→ **Objective**
Search the entries for the word "размещения" and pull out each line that has it.

→ **Information supplied**

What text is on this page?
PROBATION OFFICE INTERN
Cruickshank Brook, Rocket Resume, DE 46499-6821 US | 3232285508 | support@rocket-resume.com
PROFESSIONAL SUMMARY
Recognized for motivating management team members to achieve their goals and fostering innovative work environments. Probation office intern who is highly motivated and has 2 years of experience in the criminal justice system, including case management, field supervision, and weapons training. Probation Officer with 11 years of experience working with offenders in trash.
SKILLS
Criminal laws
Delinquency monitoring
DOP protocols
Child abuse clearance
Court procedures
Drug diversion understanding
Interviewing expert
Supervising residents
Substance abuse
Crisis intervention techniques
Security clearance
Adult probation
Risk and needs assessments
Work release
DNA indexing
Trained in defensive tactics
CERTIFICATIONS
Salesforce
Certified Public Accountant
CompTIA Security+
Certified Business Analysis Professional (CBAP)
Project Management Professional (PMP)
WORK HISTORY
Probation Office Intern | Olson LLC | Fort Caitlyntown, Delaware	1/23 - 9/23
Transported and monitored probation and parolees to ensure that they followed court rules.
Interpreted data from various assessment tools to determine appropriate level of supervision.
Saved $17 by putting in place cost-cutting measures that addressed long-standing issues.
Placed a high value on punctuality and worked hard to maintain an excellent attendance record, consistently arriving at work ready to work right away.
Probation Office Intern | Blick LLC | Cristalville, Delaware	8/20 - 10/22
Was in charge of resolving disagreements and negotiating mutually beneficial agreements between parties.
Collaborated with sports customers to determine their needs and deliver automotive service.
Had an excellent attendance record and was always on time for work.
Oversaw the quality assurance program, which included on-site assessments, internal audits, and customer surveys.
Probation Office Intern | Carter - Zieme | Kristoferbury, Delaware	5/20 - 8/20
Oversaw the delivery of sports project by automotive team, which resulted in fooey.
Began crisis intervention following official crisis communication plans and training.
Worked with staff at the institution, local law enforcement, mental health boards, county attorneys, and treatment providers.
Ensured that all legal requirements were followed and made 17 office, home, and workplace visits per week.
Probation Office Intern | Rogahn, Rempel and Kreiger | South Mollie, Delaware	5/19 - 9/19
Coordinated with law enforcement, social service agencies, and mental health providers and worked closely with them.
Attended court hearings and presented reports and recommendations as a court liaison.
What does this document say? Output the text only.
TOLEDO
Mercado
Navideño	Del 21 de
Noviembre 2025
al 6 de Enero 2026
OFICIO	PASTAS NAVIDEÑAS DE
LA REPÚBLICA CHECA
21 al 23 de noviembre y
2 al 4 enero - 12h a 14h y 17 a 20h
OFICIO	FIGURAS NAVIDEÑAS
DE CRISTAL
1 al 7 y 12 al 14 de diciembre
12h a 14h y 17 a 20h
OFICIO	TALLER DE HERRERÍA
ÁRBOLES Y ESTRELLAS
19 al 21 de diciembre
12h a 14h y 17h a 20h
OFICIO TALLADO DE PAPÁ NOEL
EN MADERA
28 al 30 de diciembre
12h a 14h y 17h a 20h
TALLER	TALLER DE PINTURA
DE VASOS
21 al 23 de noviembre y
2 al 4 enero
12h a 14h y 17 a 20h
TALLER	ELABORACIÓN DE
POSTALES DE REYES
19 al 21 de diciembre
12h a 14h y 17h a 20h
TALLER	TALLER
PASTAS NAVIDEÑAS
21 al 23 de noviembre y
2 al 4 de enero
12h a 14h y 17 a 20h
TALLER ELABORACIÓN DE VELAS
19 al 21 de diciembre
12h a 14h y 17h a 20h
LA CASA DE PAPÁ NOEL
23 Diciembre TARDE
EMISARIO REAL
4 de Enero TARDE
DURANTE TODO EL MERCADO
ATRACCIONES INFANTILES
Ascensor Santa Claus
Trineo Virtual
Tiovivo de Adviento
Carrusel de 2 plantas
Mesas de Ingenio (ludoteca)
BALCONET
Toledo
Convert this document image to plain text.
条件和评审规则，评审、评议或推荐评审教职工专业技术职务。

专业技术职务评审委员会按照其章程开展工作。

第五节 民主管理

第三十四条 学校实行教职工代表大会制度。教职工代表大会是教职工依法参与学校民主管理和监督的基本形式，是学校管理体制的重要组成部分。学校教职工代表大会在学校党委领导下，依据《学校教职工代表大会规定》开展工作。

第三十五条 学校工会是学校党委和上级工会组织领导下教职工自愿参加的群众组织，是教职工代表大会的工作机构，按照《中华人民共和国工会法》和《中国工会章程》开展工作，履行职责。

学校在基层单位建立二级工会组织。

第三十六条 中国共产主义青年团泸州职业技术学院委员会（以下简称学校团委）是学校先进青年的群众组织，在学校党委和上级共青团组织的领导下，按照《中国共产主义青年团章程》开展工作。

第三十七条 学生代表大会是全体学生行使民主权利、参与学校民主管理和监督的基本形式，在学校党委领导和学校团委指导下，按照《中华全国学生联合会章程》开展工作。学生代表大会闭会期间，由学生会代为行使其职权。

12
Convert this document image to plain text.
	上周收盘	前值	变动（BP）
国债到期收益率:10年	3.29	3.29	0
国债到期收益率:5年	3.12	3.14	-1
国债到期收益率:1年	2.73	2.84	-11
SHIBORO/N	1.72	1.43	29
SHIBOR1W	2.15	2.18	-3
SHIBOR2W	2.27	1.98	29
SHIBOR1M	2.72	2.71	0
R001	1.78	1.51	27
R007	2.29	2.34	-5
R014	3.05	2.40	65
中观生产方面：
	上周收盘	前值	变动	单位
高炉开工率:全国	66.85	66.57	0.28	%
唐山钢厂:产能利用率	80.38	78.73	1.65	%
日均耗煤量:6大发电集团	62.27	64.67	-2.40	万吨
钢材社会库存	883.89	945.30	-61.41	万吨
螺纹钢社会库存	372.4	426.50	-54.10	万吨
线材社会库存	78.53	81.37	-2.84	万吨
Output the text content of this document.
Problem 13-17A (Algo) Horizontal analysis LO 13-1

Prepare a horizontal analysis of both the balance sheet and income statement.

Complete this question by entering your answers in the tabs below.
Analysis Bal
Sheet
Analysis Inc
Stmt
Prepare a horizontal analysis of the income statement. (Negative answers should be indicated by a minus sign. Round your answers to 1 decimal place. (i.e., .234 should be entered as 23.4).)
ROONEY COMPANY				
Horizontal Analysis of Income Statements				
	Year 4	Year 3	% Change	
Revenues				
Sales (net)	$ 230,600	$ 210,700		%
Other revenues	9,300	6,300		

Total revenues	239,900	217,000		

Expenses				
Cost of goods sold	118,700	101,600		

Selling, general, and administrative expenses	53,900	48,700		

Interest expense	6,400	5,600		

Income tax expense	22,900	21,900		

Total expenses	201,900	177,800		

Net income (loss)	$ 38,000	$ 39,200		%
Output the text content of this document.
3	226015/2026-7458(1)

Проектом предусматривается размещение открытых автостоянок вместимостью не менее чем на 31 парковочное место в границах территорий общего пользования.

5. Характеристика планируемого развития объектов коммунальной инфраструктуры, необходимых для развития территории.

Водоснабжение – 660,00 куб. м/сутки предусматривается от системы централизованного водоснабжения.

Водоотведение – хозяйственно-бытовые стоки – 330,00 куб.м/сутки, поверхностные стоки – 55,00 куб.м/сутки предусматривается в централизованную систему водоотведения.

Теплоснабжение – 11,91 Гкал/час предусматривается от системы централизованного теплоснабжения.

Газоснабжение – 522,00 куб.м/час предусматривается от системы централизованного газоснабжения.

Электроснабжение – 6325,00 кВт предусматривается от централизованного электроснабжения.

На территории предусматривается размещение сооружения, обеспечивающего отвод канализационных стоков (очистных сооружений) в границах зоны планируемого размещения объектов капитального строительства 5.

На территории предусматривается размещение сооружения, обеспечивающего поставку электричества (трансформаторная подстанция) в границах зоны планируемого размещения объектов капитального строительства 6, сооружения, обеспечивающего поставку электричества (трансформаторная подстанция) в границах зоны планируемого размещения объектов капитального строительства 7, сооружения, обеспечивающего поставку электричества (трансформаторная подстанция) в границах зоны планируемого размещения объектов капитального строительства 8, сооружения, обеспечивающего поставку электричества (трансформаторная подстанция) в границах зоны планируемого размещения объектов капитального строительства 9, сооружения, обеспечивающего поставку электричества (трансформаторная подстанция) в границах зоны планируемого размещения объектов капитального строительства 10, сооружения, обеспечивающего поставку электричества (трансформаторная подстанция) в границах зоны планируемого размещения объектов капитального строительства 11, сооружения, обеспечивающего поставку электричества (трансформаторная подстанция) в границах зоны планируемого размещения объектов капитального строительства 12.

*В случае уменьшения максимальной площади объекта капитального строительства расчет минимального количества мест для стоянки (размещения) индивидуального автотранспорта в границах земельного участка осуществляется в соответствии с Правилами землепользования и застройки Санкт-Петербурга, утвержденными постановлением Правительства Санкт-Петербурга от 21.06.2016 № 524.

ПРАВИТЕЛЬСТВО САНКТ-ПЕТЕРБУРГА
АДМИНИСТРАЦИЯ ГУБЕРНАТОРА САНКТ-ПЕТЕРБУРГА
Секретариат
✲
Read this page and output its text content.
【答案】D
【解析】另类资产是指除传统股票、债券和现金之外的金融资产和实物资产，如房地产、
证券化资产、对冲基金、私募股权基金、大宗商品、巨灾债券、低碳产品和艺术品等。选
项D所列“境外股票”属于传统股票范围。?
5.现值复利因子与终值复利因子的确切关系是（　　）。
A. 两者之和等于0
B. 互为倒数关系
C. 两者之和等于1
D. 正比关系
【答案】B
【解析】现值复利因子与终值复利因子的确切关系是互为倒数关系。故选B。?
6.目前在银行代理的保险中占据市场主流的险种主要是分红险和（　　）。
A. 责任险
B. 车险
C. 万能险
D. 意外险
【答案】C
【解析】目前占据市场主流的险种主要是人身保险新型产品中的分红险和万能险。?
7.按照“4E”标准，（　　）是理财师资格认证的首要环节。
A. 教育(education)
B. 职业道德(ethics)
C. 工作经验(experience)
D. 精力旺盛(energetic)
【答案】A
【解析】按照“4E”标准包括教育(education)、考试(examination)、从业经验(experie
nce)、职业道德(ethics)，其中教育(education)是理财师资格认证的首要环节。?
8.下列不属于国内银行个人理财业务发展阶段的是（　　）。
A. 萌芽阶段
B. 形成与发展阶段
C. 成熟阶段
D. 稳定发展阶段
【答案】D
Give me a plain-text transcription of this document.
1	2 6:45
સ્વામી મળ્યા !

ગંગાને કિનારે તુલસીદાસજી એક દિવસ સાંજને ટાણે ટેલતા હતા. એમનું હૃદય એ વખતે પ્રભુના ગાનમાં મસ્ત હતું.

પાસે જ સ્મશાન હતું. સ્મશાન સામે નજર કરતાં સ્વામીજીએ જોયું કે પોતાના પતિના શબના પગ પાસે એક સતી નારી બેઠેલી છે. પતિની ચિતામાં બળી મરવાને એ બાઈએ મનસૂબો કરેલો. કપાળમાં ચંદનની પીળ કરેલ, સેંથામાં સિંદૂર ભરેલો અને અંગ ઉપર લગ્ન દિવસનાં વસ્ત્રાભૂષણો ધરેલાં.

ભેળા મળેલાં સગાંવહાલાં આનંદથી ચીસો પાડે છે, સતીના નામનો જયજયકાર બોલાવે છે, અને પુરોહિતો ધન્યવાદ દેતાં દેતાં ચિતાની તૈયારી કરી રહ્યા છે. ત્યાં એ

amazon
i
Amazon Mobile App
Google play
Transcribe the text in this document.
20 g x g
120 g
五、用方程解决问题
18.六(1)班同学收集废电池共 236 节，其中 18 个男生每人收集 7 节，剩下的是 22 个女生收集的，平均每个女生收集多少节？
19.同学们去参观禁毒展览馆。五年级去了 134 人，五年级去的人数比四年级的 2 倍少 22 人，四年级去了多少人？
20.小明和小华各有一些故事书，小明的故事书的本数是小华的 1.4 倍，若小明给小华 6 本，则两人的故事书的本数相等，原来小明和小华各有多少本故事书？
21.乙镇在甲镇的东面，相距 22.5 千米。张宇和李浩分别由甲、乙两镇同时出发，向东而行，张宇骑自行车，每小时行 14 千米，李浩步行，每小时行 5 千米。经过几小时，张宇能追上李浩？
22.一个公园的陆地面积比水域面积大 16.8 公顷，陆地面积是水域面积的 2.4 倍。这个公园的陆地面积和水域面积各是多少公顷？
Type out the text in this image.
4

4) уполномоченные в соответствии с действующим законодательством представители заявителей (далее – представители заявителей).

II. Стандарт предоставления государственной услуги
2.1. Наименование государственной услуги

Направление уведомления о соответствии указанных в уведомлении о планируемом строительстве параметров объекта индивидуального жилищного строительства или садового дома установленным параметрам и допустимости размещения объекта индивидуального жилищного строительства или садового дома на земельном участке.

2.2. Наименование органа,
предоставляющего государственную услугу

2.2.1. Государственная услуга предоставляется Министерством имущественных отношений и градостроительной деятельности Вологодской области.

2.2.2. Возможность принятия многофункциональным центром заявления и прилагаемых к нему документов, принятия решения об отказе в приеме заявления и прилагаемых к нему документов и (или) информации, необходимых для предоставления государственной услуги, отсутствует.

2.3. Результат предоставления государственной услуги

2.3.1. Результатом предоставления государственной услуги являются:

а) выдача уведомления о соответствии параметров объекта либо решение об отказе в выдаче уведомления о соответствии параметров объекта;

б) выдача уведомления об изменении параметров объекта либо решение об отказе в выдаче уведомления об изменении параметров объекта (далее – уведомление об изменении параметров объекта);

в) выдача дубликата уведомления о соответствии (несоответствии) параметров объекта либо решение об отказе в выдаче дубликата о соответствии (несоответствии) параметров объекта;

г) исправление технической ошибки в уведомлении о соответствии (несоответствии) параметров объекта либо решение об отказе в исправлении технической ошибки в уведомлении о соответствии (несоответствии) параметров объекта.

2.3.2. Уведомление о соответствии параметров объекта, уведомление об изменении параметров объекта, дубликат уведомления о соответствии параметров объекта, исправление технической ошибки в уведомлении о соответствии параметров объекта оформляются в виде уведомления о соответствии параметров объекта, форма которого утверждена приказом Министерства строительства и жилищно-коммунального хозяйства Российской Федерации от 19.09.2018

→ **Output for this exercise**
На территории предусматривается размещение сооружения, обеспечивающего отвод канализационных стоков (очистных сооружений) в границах зоны планируемого размещения объектов капитального строительства 5.
На территории предусматривается размещение сооружения, обеспечивающего поставку электричества (трансформаторная подстанция) в границах зоны планируемого размещения объектов капитального строительства 6, сооружения, обеспечивающего поставку электричества (трансформаторная подстанция) в границах зоны планируемого размещения объектов капитального строительства 7, сооружения, обеспечивающего поставку электричества (трансформаторная подстанция) в границах зоны планируемого размещения объектов капитального строительства 8, сооружения, обеспечивающего поставку электричества (трансформаторная подстанция) в границах зоны планируемого размещения объектов капитального строительства 9, сооружения, обеспечивающего поставку электричества (трансформаторная подстанция) в границах зоны планируемого размещения объектов капитального строительства 10, сооружения, обеспечивающего поставку электричества (трансформаторная подстанция) в границах зоны планируемого размещения объектов капитального строительства 11, сооружения, обеспечивающего поставку электричества (трансформаторная подстанция) в границах зоны планируемого размещения объектов капитального строительства 12.
*В случае уменьшения максимальной площади объекта капитального строительства расчет минимального количества мест для стоянки (размещения) индивидуального автотранспорта в границах земельного участка осуществляется в соответствии с Правилами землепользования и застройки Санкт-Петербурга, утвержденными постановлением Правительства Санкт-Петербурга от 21.06.2016 № 524.
Направление уведомления о соответствии указанных в уведомлении о планируемом строительстве параметров объекта индивидуального жилищного строительства или садового дома установленным параметрам и допустимости размещения объекта индивидуального жилищного строительства или садового дома на земельном участке.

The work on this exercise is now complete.